▸ **EXERCISE PROMPT**: Copy out all of the data exactly as it appears.

==== SOURCE RECORDS ====

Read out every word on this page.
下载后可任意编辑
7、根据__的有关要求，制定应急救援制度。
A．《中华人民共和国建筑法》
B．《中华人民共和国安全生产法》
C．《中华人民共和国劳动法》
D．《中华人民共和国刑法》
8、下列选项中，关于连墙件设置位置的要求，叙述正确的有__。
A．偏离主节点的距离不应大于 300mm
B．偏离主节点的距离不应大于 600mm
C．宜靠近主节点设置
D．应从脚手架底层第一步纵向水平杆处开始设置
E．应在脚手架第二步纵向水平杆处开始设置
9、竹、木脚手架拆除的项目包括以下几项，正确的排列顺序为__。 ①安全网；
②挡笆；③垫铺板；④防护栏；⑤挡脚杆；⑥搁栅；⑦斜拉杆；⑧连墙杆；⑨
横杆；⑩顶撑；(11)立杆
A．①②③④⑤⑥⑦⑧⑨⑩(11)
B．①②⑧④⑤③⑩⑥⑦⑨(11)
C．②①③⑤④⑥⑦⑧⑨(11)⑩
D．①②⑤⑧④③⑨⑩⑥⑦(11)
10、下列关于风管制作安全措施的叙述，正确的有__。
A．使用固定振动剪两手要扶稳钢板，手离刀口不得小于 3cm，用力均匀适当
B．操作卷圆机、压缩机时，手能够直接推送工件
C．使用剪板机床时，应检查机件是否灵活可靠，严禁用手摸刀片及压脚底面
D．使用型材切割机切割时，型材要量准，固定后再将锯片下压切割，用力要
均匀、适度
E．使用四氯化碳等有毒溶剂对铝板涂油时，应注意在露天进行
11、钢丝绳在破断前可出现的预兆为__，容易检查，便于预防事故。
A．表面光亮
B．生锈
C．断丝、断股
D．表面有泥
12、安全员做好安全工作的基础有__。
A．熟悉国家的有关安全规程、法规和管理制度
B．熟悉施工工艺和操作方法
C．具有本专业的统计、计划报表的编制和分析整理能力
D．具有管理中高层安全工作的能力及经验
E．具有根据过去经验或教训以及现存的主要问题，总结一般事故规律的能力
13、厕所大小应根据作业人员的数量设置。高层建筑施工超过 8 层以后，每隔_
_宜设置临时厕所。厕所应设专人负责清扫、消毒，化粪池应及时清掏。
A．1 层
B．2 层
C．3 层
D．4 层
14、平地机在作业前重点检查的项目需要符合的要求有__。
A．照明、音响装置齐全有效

====

▸ **RESULT**:
Read out every word on this page.
下载后可任意编辑
7、根据__的有关要求，制定应急救援制度。
A．《中华人民共和国建筑法》
B．《中华人民共和国安全生产法》
C．《中华人民共和国劳动法》
D．《中华人民共和国刑法》
8、下列选项中，关于连墙件设置位置的要求，叙述正确的有__。
A．偏离主节点的距离不应大于 300mm
B．偏离主节点的距离不应大于 600mm
C．宜靠近主节点设置
D．应从脚手架底层第一步纵向水平杆处开始设置
E．应在脚手架第二步纵向水平杆处开始设置
9、竹、木脚手架拆除的项目包括以下几项，正确的排列顺序为__。 ①安全网；
②挡笆；③垫铺板；④防护栏；⑤挡脚杆；⑥搁栅；⑦斜拉杆；⑧连墙杆；⑨
横杆；⑩顶撑；(11)立杆
A．①②③④⑤⑥⑦⑧⑨⑩(11)
B．①②⑧④⑤③⑩⑥⑦⑨(11)
C．②①③⑤④⑥⑦⑧⑨(11)⑩
D．①②⑤⑧④③⑨⑩⑥⑦(11)
10、下列关于风管制作安全措施的叙述，正确的有__。
A．使用固定振动剪两手要扶稳钢板，手离刀口不得小于 3cm，用力均匀适当
B．操作卷圆机、压缩机时，手能够直接推送工件
C．使用剪板机床时，应检查机件是否灵活可靠，严禁用手摸刀片及压脚底面
D．使用型材切割机切割时，型材要量准，固定后再将锯片下压切割，用力要
均匀、适度
E．使用四氯化碳等有毒溶剂对铝板涂油时，应注意在露天进行
11、钢丝绳在破断前可出现的预兆为__，容易检查，便于预防事故。
A．表面光亮
B．生锈
C．断丝、断股
D．表面有泥
12、安全员做好安全工作的基础有__。
A．熟悉国家的有关安全规程、法规和管理制度
B．熟悉施工工艺和操作方法
C．具有本专业的统计、计划报表的编制和分析整理能力
D．具有管理中高层安全工作的能力及经验
E．具有根据过去经验或教训以及现存的主要问题，总结一般事故规律的能力
13、厕所大小应根据作业人员的数量设置。高层建筑施工超过 8 层以后，每隔_
_宜设置临时厕所。厕所应设专人负责清扫、消毒，化粪池应及时清掏。
A．1 层
B．2 层
C．3 层
D．4 层
14、平地机在作业前重点检查的项目需要符合的要求有__。
A．照明、音响装置齐全有效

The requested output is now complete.